EXERCISE INSTRUCTIONS ▸ Return every line of the entries that includes the word "prende".

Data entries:

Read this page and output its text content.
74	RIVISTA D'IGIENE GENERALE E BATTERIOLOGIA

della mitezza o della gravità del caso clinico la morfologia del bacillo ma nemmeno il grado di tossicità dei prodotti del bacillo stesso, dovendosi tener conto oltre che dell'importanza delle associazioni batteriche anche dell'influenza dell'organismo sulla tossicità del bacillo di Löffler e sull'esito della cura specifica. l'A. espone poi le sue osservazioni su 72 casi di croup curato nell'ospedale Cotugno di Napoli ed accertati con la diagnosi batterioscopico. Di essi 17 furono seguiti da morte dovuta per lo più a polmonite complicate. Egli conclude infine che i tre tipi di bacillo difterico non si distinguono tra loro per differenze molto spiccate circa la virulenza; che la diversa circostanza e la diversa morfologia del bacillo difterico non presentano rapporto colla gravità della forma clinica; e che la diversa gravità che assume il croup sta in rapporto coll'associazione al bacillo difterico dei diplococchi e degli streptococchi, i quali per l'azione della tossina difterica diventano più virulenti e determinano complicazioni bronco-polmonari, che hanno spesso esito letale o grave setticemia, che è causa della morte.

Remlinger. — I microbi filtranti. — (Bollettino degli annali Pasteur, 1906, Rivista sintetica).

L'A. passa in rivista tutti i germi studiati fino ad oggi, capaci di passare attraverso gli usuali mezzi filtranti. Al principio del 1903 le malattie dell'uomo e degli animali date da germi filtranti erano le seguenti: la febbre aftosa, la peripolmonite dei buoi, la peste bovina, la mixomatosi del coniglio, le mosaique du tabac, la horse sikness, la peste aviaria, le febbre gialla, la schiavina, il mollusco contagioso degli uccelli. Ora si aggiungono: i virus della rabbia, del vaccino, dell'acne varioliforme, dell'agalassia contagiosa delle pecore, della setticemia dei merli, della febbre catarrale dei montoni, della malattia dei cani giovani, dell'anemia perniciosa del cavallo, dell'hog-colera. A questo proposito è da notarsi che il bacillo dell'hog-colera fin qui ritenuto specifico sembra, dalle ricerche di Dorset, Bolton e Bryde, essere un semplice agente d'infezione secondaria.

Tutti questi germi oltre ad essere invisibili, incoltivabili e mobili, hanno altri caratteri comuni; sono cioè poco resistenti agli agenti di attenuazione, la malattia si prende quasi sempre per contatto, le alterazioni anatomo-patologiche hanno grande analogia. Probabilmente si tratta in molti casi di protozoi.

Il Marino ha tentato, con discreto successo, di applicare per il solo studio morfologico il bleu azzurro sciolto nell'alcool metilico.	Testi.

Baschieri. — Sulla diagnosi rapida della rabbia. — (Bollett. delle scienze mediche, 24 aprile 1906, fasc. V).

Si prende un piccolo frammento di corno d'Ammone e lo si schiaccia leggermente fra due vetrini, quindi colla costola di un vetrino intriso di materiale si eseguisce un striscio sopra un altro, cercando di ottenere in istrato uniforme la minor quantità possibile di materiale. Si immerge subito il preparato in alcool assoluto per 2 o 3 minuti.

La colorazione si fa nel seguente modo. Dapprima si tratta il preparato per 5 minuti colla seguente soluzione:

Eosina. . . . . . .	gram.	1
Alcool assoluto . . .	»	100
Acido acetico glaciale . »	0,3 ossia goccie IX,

TASK RESULT ▸
Tutti questi germi oltre ad essere invisibili, incoltivabili e mobili, hanno altri caratteri comuni; sono cioè poco resistenti agli agenti di attenuazione, la malattia si prende quasi sempre per contatto, le alterazioni anatomo-patologiche hanno grande analogia. Probabilmente si tratta in molti casi di protozoi.
Si prende un piccolo frammento di corno d'Ammone e lo si schiaccia leggermente fra due vetrini, quindi colla costola di un vetrino intriso di materiale si eseguisce un striscio sopra un altro, cercando di ottenere in istrato uniforme la minor quantità possibile di materiale. Si immerge subito il preparato in alcool assoluto per 2 o 3 minuti.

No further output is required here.